# Work required:
Go through the entries below and print each one exactly, leaving out pictures.
begin Material supplied
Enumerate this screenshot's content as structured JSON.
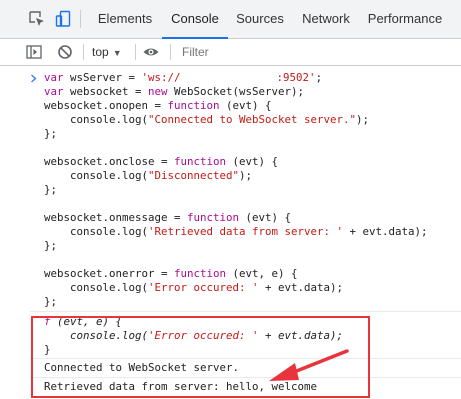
{
  "tabs": [
    {
      "label": "Elements",
      "active": false
    },
    {
      "label": "Console",
      "active": true
    },
    {
      "label": "Sources",
      "active": false
    },
    {
      "label": "Network",
      "active": false
    },
    {
      "label": "Performance",
      "active": false
    }
  ],
  "toolbar": {
    "context": "top",
    "filter_placeholder": "Filter"
  },
  "code": {
    "l1a": "var",
    "l1b": " wsServer = ",
    "l1c": "'ws://",
    "l1d": ":9502'",
    "l1e": ";",
    "l2a": "var",
    "l2b": " websocket = ",
    "l2c": "new",
    "l2d": " WebSocket(wsServer);",
    "l3a": "websocket.onopen = ",
    "l3b": "function",
    "l3c": " (evt) {",
    "l4a": "    console.log(",
    "l4b": "\"Connected to WebSocket server.\"",
    "l4c": ");",
    "l5": "};",
    "l6a": "websocket.onclose = ",
    "l6b": "function",
    "l6c": " (evt) {",
    "l7a": "    console.log(",
    "l7b": "\"Disconnected\"",
    "l7c": ");",
    "l8": "};",
    "l9a": "websocket.onmessage = ",
    "l9b": "function",
    "l9c": " (evt) {",
    "l10a": "    console.log(",
    "l10b": "'Retrieved data from server: '",
    "l10c": " + evt.data);",
    "l11": "};",
    "l12a": "websocket.onerror = ",
    "l12b": "function",
    "l12c": " (evt, e) {",
    "l13a": "    console.log(",
    "l13b": "'Error occured: '",
    "l13c": " + evt.data);",
    "l14": "};"
  },
  "result": {
    "r1a": "f",
    "r1b": " (evt, e) {",
    "r2a": "    console.log(",
    "r2b": "'Error occured: '",
    "r2c": " + evt.data);",
    "r3": "}"
  },
  "output": [
    "Connected to WebSocket server.",
    "Retrieved data from server: hello, welcome"
  ],
  "colors": {
    "keyword": "#aa0d91",
    "string": "#c41a16",
    "highlight_box": "#e8343a",
    "active_tab": "#1a73e8"
  },
  "icons": [
    "inspect-icon",
    "device-toolbar-icon",
    "sidebar-toggle-icon",
    "clear-console-icon",
    "eye-icon",
    "prompt-chevron-icon",
    "arrow-annotation-icon"
  ]
}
end Material supplied
# Finished answer:
Enumerate this screenshot's content as structured JSON.
{
  "tabs": [
    {
      "label": "Elements",
      "active": false
    },
    {
      "label": "Console",
      "active": true
    },
    {
      "label": "Sources",
      "active": false
    },
    {
      "label": "Network",
      "active": false
    },
    {
      "label": "Performance",
      "active": false
    }
  ],
  "toolbar": {
    "context": "top",
    "filter_placeholder": "Filter"
  },
  "code": {
    "l1a": "var",
    "l1b": " wsServer = ",
    "l1c": "'ws://",
    "l1d": ":9502'",
    "l1e": ";",
    "l2a": "var",
    "l2b": " websocket = ",
    "l2c": "new",
    "l2d": " WebSocket(wsServer);",
    "l3a": "websocket.onopen = ",
    "l3b": "function",
    "l3c": " (evt) {",
    "l4a": "    console.log(",
    "l4b": "\"Connected to WebSocket server.\"",
    "l4c": ");",
    "l5": "};",
    "l6a": "websocket.onclose = ",
    "l6b": "function",
    "l6c": " (evt) {",
    "l7a": "    console.log(",
    "l7b": "\"Disconnected\"",
    "l7c": ");",
    "l8": "};",
    "l9a": "websocket.onmessage = ",
    "l9b": "function",
    "l9c": " (evt) {",
    "l10a": "    console.log(",
    "l10b": "'Retrieved data from server: '",
    "l10c": " + evt.data);",
    "l11": "};",
    "l12a": "websocket.onerror = ",
    "l12b": "function",
    "l12c": " (evt, e) {",
    "l13a": "    console.log(",
    "l13b": "'Error occured: '",
    "l13c": " + evt.data);",
    "l14": "};"
  },
  "result": {
    "r1a": "f",
    "r1b": " (evt, e) {",
    "r2a": "    console.log(",
    "r2b": "'Error occured: '",
    "r2c": " + evt.data);",
    "r3": "}"
  },
  "output": [
    "Connected to WebSocket server.",
    "Retrieved data from server: hello, welcome"
  ],
  "colors": {
    "keyword": "#aa0d91",
    "string": "#c41a16",
    "highlight_box": "#e8343a",
    "active_tab": "#1a73e8"
  },
  "icons": [
    "inspect-icon",
    "device-toolbar-icon",
    "sidebar-toggle-icon",
    "clear-console-icon",
    "eye-icon",
    "prompt-chevron-icon",
    "arrow-annotation-icon"
  ]
}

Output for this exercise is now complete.